(Saved entries)
------------------------

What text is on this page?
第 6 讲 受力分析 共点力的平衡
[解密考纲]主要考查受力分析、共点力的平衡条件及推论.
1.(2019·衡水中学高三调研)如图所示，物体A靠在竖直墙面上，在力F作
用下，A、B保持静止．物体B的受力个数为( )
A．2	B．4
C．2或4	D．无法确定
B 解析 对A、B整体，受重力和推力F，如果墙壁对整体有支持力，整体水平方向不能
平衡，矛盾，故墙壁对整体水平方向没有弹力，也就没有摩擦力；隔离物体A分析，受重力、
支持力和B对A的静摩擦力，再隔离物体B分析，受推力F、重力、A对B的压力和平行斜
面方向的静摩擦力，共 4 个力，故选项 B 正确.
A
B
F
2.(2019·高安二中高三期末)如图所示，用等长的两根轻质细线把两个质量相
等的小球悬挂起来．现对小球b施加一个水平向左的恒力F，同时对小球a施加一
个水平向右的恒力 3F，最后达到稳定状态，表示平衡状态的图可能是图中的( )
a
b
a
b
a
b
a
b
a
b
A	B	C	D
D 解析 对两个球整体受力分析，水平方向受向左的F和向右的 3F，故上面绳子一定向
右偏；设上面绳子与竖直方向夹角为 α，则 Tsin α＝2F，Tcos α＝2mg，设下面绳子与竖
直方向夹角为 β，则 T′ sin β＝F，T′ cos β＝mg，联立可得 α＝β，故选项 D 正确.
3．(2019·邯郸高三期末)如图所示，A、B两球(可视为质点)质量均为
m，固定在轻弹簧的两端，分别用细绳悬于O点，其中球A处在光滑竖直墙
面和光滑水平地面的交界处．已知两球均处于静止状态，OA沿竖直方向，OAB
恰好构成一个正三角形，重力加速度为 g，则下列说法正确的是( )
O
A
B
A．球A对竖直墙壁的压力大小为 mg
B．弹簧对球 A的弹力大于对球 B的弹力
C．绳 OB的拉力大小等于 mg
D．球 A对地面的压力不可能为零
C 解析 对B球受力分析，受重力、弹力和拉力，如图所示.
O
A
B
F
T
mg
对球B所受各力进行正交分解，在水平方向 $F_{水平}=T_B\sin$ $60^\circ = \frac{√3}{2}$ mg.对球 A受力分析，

------------------------

**DIRECTIONS FOR THIS TASK**
In the listing, find all lines with the string "如图所示" and copy them.

**TASK ANSWER**
1.(2019·衡水中学高三调研)如图所示，物体A靠在竖直墙面上，在力F作
2.(2019·高安二中高三期末)如图所示，用等长的两根轻质细线把两个质量相
3．(2019·邯郸高三期末)如图所示，A、B两球(可视为质点)质量均为
C 解析 对B球受力分析，受重力、弹力和拉力，如图所示.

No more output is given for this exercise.